-- start --

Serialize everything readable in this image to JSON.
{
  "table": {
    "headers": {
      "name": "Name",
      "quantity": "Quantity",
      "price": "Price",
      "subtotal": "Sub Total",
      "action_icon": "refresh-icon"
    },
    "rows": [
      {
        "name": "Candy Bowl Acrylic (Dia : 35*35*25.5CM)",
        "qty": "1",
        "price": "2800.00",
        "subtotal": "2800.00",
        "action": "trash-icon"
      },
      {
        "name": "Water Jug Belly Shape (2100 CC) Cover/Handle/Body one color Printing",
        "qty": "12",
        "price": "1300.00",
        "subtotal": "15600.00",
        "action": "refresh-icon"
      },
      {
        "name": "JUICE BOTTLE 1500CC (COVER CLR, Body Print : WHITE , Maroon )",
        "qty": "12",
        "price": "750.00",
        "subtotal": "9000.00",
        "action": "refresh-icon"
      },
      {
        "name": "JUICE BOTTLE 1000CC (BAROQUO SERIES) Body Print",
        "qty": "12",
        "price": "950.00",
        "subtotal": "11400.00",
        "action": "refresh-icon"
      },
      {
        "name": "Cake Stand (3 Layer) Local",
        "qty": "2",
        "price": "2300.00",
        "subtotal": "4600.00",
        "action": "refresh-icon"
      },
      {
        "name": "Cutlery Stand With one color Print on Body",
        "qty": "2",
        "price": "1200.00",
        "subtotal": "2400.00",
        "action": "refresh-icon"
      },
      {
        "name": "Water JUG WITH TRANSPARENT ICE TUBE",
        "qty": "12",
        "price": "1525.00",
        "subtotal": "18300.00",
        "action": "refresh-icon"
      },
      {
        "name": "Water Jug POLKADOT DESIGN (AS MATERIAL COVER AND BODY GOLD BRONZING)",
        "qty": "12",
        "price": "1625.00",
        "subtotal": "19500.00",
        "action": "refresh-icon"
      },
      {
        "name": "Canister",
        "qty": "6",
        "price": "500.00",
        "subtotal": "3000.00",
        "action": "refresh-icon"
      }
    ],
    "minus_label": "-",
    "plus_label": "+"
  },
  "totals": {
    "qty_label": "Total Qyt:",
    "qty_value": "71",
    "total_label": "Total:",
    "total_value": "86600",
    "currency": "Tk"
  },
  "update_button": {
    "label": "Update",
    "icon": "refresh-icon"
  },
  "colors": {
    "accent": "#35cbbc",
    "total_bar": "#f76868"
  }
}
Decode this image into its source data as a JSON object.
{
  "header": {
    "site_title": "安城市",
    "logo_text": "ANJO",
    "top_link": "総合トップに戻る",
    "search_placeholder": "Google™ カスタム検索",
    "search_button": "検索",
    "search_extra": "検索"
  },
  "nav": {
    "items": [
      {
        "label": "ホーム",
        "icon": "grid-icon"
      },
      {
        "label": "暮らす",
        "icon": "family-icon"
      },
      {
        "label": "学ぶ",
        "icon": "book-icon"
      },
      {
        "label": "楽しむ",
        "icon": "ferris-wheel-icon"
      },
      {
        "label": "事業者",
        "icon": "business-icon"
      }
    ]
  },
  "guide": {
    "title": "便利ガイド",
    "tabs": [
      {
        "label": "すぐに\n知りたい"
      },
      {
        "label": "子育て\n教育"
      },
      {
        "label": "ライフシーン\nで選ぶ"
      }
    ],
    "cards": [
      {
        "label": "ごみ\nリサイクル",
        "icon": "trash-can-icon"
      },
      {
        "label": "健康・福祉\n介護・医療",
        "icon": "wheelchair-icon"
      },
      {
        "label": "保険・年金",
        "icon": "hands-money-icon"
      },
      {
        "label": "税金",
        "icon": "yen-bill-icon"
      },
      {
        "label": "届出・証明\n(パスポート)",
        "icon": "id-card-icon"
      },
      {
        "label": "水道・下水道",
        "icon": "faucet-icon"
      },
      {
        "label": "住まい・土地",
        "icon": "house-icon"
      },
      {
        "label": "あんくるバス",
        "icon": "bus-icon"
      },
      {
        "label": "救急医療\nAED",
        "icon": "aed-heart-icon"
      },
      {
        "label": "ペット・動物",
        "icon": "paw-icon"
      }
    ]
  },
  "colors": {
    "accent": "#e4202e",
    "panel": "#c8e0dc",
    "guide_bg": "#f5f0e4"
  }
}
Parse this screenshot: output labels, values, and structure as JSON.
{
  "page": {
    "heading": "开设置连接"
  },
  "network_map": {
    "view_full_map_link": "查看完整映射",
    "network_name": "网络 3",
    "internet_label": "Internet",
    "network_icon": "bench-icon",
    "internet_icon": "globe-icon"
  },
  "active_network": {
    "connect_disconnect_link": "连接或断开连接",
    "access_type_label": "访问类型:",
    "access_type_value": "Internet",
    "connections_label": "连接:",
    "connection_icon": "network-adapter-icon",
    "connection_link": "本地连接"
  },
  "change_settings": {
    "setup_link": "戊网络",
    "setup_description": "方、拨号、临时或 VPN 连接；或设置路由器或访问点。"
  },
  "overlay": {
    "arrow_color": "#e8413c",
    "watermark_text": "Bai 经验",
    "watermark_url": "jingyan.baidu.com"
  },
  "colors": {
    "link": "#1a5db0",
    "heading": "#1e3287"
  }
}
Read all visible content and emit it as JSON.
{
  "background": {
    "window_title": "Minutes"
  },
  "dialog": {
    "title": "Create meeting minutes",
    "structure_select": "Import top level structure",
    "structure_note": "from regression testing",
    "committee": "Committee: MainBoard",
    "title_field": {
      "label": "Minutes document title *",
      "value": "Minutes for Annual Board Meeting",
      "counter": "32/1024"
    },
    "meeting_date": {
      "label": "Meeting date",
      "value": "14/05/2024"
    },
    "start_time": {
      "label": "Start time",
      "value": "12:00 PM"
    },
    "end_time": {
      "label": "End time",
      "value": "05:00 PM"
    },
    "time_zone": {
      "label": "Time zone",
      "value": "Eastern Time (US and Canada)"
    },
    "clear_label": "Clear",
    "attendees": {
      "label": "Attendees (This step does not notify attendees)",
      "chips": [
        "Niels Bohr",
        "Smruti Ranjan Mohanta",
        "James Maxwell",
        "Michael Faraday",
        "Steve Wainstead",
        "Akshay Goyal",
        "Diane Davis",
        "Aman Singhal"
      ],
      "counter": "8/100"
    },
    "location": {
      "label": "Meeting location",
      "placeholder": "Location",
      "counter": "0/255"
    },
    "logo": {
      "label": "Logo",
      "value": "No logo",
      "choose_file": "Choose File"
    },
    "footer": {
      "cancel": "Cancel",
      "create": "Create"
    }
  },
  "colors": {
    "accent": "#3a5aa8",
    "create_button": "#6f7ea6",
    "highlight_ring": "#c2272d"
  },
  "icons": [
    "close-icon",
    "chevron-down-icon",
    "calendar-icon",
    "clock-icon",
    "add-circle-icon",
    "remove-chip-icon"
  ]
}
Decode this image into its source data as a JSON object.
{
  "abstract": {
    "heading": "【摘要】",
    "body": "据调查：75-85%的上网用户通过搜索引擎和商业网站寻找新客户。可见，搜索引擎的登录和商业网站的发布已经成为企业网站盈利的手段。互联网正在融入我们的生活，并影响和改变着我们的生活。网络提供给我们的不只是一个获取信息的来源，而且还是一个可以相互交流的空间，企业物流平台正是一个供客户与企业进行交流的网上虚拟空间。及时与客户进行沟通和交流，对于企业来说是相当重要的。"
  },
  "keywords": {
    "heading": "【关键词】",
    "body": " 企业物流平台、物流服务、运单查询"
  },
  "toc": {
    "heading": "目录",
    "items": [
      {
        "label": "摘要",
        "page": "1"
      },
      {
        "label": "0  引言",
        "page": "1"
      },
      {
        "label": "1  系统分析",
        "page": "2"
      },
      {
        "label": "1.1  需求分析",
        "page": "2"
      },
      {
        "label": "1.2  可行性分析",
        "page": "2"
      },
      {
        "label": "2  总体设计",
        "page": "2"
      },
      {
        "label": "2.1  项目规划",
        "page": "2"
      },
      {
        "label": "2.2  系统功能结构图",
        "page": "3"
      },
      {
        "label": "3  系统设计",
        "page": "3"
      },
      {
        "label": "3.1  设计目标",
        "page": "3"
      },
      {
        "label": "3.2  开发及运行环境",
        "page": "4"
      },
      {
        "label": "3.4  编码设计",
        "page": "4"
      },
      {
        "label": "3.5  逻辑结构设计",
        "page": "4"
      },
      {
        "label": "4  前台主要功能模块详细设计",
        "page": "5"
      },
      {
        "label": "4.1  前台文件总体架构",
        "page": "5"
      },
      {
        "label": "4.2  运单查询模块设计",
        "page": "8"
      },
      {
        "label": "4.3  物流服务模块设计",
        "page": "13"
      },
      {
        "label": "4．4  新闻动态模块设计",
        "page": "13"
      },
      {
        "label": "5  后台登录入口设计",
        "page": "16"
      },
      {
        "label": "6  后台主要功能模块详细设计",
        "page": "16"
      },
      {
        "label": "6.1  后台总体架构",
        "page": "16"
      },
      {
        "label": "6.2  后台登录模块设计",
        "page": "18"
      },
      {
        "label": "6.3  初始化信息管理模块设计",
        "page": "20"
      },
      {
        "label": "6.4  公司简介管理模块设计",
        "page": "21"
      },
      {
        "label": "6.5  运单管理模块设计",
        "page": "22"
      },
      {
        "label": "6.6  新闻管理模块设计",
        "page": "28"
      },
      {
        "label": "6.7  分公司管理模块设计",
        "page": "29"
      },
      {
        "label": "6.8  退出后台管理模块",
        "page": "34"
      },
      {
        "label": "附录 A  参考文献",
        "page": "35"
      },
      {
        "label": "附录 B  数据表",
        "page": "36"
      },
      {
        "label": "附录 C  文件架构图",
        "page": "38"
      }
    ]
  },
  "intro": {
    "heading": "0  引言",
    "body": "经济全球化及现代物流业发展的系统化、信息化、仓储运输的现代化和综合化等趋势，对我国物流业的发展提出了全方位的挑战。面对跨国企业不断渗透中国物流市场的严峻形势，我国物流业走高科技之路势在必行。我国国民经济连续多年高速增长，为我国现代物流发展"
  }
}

-- end --

WHAT TO PRODUCE
Go over the records above line by line and count those holding the word "attendees". Reply only with the number.

TASK ANSWER
2